**WHAT TO DO**
Please repeat the listing below in its entirety, exactly.

**DATA FOR THIS TASK**
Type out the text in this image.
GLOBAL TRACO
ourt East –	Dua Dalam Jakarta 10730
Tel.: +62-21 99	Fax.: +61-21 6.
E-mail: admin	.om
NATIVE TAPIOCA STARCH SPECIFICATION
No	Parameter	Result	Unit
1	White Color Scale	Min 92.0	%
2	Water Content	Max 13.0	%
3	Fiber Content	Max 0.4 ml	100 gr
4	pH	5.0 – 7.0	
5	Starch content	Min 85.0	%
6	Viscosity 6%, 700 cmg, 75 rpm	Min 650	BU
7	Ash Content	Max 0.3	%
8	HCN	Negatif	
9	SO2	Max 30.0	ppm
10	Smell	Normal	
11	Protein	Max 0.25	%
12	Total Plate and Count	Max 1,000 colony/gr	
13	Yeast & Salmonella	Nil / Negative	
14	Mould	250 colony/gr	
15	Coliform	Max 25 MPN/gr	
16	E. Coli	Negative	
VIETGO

**ANSWER AREA**
Type out the text in this image.
GLOBAL TRACO
ourt East –	Dua Dalam Jakarta 10730
Tel.: +62-21 99	Fax.: +61-21 6.
E-mail: admin	.om
NATIVE TAPIOCA STARCH SPECIFICATION
No	Parameter	Result	Unit
1	White Color Scale	Min 92.0	%
2	Water Content	Max 13.0	%
3	Fiber Content	Max 0.4 ml	100 gr
4	pH	5.0 – 7.0	
5	Starch content	Min 85.0	%
6	Viscosity 6%, 700 cmg, 75 rpm	Min 650	BU
7	Ash Content	Max 0.3	%
8	HCN	Negatif	
9	SO2	Max 30.0	ppm
10	Smell	Normal	
11	Protein	Max 0.25	%
12	Total Plate and Count	Max 1,000 colony/gr	
13	Yeast & Salmonella	Nil / Negative	
14	Mould	250 colony/gr	
15	Coliform	Max 25 MPN/gr	
16	E. Coli	Negative	
VIETGO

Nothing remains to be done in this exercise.